* Begin Data shown *

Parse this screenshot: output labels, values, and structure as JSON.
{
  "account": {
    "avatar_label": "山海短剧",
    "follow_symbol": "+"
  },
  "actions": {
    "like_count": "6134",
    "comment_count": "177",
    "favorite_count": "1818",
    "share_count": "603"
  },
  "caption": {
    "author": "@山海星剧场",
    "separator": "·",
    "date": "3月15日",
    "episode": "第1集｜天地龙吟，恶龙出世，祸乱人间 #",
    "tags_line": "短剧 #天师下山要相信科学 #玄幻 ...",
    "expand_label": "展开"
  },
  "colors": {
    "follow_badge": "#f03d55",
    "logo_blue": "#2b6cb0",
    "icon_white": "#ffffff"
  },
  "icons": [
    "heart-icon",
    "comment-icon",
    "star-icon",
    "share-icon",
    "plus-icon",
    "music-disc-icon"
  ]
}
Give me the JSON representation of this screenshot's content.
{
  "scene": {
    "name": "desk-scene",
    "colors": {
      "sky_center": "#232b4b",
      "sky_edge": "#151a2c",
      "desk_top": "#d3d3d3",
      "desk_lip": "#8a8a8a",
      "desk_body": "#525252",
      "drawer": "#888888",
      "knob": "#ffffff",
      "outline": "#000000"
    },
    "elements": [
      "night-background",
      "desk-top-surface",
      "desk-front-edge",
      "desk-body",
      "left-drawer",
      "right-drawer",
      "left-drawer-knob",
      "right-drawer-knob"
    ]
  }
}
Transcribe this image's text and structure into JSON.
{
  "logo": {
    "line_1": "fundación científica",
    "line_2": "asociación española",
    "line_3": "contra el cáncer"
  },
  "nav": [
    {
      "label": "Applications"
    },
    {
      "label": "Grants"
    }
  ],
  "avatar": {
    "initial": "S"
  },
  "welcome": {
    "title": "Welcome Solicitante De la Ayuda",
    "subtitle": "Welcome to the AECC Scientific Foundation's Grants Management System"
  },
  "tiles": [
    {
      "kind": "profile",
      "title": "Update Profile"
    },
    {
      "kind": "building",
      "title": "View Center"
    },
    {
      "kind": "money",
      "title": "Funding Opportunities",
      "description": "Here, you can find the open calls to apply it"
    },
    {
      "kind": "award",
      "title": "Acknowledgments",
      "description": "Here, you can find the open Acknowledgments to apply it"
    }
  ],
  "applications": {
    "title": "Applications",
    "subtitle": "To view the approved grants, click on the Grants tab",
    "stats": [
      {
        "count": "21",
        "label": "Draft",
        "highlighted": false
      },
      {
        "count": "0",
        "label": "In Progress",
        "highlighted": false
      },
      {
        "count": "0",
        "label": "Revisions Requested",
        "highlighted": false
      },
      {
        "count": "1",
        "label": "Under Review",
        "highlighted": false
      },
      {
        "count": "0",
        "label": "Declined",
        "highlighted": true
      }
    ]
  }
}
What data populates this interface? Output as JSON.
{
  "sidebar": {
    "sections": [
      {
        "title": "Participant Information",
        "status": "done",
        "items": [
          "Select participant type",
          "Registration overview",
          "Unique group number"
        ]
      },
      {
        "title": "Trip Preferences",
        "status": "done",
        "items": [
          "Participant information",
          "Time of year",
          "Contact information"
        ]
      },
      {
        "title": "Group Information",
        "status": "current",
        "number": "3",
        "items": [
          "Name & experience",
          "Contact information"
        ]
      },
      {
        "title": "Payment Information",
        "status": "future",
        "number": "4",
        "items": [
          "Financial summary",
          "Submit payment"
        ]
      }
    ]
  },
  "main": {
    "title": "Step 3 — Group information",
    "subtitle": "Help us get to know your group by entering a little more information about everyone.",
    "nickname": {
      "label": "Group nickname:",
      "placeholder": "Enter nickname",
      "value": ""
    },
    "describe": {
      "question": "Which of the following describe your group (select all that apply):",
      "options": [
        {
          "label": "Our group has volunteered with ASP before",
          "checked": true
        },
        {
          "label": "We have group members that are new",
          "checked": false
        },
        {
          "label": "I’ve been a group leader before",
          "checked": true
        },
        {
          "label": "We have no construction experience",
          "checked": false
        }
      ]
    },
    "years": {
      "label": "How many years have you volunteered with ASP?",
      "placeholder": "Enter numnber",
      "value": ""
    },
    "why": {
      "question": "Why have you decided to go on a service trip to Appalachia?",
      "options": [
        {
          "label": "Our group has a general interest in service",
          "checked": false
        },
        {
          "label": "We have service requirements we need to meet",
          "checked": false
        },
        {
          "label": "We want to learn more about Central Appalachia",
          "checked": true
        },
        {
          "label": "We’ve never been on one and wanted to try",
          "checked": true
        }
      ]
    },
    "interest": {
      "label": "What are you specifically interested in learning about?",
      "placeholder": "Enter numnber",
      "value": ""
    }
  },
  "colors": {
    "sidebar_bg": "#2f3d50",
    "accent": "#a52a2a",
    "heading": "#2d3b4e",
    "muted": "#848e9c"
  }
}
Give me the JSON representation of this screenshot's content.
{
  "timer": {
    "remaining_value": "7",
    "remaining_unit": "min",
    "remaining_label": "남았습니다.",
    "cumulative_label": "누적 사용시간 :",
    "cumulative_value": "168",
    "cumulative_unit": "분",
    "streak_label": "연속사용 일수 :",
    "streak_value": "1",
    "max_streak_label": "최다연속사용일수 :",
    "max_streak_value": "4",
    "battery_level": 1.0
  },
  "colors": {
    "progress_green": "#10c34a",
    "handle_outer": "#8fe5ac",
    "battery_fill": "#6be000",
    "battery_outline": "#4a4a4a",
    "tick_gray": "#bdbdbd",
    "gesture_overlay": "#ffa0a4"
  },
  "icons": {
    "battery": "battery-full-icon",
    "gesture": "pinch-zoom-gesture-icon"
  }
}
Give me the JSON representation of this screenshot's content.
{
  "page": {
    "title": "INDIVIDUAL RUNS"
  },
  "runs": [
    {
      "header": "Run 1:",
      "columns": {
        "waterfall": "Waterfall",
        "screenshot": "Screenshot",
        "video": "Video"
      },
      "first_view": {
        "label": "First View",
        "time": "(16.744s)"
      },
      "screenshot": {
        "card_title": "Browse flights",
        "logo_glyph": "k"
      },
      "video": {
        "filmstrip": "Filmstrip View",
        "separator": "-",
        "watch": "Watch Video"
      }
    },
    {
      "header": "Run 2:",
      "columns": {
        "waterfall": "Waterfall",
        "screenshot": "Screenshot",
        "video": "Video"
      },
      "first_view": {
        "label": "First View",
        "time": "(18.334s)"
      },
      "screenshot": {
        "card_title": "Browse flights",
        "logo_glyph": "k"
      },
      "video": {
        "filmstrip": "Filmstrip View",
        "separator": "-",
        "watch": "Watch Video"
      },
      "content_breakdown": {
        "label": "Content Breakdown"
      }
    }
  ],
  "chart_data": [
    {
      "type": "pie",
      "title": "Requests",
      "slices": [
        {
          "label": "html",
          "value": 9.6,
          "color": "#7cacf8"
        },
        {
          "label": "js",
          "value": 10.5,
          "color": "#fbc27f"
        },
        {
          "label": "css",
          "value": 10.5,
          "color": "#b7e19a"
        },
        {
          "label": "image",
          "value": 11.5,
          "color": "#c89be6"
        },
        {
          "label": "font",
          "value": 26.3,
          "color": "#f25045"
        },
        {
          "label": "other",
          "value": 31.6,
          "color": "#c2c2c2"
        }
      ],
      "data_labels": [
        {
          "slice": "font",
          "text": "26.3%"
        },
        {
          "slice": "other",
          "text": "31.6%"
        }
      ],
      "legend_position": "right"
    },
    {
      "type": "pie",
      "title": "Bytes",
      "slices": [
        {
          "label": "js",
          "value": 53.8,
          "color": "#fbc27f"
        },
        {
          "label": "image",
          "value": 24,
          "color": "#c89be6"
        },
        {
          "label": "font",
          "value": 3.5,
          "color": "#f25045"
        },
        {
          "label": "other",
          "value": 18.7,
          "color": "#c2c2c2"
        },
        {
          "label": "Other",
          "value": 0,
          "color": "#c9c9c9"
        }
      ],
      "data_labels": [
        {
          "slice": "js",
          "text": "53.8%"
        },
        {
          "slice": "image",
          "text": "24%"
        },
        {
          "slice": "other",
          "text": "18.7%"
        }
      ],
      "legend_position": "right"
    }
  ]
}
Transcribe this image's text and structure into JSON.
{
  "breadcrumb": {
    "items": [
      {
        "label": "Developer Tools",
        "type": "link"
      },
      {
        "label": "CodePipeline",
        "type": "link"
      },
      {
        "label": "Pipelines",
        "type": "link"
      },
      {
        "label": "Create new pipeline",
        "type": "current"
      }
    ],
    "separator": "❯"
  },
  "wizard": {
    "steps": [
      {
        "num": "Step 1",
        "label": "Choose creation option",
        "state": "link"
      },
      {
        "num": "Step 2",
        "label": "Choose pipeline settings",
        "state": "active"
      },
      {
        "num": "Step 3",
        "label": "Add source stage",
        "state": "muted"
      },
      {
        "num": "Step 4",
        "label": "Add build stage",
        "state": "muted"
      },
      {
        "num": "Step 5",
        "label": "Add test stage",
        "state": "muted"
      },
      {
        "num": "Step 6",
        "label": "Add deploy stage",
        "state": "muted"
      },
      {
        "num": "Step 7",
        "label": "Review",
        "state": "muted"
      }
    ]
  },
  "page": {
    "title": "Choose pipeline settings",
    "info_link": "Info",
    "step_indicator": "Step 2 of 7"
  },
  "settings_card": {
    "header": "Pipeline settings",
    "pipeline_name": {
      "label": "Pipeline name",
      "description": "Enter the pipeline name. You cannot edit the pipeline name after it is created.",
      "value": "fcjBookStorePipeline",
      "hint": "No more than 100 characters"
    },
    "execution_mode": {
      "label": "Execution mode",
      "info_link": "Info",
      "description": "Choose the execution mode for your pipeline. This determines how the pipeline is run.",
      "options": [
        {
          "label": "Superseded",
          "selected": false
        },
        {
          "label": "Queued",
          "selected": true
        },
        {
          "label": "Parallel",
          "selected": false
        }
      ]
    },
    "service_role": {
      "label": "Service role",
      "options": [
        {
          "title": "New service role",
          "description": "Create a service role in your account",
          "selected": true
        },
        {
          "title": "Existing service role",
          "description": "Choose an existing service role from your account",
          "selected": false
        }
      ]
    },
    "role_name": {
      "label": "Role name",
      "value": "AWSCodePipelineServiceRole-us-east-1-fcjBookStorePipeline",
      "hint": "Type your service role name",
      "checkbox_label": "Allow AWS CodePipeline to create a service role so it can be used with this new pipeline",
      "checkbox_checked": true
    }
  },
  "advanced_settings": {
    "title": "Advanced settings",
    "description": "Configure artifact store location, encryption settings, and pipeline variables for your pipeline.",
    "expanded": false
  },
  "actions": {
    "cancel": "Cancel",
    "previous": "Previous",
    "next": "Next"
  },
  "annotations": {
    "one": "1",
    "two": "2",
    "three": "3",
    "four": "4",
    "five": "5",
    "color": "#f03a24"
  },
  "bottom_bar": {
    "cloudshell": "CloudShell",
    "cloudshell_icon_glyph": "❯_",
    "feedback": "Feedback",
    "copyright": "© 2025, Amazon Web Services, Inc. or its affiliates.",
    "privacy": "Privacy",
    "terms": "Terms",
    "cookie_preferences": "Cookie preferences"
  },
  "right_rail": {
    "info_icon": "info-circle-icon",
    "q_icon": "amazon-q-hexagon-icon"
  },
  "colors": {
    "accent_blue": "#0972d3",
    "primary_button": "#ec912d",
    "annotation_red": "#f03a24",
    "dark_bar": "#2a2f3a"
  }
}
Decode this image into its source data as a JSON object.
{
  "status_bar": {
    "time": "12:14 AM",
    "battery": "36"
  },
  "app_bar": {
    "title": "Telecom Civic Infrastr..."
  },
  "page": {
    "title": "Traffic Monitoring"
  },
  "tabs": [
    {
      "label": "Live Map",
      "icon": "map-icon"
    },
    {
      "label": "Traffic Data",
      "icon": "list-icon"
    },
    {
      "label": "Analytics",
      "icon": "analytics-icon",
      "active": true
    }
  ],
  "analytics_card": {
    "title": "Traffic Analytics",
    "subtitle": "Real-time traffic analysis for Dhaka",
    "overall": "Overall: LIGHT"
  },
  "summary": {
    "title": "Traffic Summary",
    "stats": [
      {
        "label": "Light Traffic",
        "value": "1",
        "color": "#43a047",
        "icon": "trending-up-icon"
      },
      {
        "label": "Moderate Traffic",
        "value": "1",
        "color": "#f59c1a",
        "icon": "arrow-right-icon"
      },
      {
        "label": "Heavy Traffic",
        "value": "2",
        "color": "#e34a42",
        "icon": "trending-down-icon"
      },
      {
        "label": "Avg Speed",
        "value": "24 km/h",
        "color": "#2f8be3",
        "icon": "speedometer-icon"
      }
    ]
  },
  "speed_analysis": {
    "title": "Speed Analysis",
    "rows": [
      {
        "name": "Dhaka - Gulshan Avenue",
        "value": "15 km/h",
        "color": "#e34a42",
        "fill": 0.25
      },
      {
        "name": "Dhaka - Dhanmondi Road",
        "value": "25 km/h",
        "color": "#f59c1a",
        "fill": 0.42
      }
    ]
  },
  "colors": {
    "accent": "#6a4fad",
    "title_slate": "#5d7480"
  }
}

* End Data shown *

### Exercise:
Go through the entries above and count the lines containing the word "more"; give only that count.

### Full answer:
3